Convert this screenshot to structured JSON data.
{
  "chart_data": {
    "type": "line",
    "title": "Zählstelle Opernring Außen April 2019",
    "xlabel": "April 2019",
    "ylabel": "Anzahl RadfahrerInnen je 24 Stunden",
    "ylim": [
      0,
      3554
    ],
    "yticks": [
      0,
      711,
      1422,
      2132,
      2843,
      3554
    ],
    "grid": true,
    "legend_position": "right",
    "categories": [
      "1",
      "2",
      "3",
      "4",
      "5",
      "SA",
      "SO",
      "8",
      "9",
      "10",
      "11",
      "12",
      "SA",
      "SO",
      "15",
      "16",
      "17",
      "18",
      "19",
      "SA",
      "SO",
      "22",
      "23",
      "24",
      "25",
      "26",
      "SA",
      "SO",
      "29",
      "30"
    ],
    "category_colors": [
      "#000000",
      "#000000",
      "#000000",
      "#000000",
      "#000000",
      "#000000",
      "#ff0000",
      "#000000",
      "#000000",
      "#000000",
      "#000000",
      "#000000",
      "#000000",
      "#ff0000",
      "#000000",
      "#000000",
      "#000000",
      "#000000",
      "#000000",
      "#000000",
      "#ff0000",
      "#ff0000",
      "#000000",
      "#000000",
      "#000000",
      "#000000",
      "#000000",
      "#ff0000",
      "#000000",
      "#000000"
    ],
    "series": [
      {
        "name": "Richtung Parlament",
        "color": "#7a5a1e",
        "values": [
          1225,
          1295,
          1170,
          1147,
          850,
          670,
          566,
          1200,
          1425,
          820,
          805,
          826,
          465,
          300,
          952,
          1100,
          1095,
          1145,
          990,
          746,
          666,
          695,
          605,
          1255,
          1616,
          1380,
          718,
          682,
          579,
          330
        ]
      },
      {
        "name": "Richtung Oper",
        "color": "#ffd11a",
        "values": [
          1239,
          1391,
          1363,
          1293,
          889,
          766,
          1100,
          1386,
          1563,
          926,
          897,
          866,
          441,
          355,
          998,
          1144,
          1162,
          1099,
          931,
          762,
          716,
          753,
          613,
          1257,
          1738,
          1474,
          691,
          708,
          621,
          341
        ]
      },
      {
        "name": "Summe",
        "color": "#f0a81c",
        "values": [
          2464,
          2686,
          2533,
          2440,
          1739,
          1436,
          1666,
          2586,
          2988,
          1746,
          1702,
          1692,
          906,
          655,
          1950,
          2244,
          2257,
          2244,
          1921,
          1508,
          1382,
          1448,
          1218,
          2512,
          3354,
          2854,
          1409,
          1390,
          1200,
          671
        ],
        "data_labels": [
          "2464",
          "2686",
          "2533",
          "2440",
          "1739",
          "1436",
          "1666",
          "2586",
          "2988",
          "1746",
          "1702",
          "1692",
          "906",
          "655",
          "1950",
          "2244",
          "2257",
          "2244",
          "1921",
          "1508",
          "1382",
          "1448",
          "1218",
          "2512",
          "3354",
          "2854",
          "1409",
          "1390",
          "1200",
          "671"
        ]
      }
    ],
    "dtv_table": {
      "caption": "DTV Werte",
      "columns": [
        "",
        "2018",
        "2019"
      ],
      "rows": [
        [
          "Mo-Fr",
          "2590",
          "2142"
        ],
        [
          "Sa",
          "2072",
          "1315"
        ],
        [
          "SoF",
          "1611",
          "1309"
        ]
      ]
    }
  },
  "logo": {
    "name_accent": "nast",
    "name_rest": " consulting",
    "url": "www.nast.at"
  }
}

● Problem statement: Consider the entries above and return each line with the string "Richtung".

● Result:
        "name": "Richtung Parlament",
        "name": "Richtung Oper",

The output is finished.